-------- Data listing

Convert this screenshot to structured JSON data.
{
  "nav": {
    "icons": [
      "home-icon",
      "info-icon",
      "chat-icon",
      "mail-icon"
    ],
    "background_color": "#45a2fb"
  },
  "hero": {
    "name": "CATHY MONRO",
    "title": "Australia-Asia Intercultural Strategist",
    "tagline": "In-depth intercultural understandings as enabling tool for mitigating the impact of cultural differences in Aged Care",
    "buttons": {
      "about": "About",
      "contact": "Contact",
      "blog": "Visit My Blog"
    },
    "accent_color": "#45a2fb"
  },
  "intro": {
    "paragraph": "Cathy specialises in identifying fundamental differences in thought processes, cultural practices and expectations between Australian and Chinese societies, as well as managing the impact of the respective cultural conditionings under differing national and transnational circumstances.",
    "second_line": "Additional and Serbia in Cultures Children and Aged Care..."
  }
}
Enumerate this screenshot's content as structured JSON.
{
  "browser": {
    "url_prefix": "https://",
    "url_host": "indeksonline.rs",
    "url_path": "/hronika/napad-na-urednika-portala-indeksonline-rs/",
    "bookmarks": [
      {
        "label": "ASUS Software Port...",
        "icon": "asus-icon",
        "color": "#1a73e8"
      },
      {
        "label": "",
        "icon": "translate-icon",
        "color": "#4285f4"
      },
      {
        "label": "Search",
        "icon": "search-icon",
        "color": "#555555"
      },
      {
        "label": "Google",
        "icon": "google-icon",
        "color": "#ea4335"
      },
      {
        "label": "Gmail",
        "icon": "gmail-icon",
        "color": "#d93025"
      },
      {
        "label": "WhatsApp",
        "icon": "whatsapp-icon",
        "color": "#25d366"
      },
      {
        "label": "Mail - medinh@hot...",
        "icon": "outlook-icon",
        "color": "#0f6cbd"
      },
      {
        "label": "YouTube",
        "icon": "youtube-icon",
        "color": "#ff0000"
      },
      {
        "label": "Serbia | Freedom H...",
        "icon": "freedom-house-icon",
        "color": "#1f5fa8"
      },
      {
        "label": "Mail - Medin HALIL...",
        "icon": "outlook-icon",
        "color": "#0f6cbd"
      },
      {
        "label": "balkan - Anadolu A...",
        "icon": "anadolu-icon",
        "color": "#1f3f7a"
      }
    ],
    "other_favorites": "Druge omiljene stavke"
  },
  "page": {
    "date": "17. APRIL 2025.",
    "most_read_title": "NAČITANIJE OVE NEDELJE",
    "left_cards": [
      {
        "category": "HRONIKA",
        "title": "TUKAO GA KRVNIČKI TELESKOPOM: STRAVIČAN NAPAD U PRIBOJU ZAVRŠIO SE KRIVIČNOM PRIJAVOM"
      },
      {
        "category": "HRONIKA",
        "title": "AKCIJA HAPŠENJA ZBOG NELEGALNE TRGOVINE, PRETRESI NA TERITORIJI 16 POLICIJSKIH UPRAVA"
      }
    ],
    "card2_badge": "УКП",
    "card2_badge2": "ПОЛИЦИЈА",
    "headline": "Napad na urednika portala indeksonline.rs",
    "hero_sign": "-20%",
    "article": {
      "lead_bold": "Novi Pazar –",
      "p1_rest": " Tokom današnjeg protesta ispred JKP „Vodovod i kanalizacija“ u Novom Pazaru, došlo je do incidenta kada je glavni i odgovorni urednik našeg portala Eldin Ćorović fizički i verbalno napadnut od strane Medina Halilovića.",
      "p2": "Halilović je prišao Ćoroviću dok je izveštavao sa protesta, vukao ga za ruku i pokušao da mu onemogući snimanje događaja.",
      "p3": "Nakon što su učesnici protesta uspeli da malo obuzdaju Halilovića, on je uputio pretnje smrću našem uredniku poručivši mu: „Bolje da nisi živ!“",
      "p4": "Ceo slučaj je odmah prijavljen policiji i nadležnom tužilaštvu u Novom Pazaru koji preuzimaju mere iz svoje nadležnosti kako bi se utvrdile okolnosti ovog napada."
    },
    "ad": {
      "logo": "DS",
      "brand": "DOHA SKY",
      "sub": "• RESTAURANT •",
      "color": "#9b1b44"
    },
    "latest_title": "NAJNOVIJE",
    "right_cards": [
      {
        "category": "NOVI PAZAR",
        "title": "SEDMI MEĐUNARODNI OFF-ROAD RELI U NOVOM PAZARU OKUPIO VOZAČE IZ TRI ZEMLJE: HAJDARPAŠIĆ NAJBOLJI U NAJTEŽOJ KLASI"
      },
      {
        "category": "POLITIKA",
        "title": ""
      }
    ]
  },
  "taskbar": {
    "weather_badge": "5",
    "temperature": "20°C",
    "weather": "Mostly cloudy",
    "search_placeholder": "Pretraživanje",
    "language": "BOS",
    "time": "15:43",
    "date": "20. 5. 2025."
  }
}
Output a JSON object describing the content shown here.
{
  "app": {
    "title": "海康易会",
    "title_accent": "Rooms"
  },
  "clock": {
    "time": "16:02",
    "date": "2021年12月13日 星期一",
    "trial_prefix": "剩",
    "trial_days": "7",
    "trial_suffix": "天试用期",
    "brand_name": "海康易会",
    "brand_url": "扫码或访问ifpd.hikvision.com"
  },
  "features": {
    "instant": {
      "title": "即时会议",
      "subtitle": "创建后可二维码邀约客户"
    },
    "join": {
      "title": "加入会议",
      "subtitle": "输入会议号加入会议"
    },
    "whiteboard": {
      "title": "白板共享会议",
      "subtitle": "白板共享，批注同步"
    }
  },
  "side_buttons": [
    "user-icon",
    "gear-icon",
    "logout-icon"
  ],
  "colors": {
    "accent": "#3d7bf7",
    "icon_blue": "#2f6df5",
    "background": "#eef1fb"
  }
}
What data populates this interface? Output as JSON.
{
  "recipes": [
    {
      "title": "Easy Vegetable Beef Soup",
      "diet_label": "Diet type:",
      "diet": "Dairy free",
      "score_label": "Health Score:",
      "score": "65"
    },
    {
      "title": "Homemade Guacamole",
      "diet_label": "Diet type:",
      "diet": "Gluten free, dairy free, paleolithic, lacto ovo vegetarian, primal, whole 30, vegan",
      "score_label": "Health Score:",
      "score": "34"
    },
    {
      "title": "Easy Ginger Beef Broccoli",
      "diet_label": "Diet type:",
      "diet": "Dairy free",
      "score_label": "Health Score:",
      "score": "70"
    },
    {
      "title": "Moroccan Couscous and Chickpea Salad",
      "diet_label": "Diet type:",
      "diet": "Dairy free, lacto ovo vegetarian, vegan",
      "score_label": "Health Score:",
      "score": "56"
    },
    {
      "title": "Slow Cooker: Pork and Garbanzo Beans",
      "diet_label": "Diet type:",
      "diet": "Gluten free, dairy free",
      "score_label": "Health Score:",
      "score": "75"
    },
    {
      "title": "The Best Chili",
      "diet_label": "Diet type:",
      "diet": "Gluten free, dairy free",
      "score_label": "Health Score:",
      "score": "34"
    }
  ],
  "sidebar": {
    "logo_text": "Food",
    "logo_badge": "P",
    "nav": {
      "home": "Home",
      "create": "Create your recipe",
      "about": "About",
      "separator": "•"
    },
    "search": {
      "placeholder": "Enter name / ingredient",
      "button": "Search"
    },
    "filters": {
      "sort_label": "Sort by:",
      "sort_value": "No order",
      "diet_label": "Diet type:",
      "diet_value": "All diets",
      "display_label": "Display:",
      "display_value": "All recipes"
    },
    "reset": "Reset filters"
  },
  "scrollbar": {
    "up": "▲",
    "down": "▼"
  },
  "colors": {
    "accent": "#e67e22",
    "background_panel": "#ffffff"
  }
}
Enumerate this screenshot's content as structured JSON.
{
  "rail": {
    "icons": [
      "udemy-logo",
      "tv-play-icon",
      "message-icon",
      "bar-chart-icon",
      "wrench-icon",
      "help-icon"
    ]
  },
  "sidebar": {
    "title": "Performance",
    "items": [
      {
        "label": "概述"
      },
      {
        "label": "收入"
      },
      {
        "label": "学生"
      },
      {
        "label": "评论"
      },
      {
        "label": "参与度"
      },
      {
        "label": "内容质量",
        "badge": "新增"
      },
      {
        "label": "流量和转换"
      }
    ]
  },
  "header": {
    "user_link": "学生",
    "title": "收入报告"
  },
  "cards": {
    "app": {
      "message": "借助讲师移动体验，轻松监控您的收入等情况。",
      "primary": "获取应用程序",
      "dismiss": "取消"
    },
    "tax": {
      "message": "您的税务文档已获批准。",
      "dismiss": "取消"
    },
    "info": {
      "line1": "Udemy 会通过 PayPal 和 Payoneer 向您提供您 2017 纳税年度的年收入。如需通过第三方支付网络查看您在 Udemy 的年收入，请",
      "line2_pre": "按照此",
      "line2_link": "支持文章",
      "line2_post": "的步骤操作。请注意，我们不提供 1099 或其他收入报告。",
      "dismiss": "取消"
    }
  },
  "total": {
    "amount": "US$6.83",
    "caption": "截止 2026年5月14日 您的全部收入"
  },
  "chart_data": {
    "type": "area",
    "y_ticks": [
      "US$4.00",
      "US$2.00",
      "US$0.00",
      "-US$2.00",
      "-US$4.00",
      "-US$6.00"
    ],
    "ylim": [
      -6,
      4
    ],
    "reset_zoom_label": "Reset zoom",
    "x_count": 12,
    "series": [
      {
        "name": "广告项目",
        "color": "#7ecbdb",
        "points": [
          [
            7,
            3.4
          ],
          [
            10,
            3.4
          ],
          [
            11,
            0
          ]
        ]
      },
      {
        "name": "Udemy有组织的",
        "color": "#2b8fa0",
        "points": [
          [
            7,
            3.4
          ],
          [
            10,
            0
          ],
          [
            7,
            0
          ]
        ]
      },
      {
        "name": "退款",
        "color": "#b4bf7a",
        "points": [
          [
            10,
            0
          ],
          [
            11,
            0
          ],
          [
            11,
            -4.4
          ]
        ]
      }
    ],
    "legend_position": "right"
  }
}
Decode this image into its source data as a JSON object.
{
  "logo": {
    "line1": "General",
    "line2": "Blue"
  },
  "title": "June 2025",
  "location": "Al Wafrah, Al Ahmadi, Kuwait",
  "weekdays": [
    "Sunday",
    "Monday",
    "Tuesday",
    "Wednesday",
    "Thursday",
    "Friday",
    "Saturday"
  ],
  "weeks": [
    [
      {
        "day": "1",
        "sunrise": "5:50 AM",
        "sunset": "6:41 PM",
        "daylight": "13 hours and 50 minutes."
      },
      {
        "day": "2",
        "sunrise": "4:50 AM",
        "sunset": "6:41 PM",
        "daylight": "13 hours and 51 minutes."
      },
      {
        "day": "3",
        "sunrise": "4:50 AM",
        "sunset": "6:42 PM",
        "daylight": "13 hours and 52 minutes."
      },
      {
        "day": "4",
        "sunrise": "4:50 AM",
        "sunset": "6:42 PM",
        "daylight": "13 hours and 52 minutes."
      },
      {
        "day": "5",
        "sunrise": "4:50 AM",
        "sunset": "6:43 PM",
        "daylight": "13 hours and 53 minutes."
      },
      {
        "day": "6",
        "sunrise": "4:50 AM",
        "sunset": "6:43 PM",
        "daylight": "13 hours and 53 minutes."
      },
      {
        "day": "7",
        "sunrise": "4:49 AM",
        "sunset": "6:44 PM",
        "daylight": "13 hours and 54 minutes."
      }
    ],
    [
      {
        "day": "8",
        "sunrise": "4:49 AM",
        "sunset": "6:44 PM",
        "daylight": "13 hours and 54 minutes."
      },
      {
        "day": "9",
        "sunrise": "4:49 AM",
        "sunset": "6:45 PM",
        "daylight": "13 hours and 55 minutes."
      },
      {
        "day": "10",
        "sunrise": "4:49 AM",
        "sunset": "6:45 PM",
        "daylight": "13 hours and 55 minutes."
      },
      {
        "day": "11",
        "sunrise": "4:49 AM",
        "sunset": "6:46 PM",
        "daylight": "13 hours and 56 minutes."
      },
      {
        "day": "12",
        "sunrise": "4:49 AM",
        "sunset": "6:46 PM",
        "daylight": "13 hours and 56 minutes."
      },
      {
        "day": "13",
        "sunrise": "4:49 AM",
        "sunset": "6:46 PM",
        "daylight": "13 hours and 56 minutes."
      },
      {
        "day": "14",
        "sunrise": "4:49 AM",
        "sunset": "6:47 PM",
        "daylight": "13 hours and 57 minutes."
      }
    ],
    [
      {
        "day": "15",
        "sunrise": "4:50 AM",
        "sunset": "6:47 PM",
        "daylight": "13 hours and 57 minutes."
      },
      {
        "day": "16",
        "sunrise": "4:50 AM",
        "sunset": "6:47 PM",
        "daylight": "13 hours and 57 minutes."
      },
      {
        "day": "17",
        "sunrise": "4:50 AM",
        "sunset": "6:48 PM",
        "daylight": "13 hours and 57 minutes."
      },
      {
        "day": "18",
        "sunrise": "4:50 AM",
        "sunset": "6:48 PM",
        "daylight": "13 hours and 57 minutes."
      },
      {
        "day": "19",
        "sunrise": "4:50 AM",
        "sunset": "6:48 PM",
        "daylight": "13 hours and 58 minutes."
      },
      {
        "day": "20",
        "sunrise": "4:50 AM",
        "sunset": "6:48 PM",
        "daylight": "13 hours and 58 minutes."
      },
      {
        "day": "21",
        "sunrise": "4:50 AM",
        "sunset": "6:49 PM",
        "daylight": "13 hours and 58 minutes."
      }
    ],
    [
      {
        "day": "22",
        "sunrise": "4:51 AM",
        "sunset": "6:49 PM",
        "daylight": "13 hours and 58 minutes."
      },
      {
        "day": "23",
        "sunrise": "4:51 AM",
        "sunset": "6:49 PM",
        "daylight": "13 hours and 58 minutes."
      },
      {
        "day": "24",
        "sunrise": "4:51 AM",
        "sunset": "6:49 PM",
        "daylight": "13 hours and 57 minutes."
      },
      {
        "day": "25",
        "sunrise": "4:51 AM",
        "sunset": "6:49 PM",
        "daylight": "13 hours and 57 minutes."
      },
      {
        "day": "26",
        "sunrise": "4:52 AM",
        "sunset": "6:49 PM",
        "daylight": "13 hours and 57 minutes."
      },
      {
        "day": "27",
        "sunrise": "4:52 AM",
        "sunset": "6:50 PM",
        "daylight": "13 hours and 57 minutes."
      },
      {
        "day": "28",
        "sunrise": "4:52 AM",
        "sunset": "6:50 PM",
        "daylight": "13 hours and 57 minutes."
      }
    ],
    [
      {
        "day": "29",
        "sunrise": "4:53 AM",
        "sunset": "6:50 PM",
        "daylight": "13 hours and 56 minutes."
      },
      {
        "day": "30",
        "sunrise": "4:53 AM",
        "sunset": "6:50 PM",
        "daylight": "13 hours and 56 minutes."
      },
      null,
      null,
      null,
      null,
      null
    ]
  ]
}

----------------

Exercise task: Go through the records above and copy every line with the word "object".

Task answer:
Output a JSON object describing the content shown here.
Decode this image into its source data as a JSON object.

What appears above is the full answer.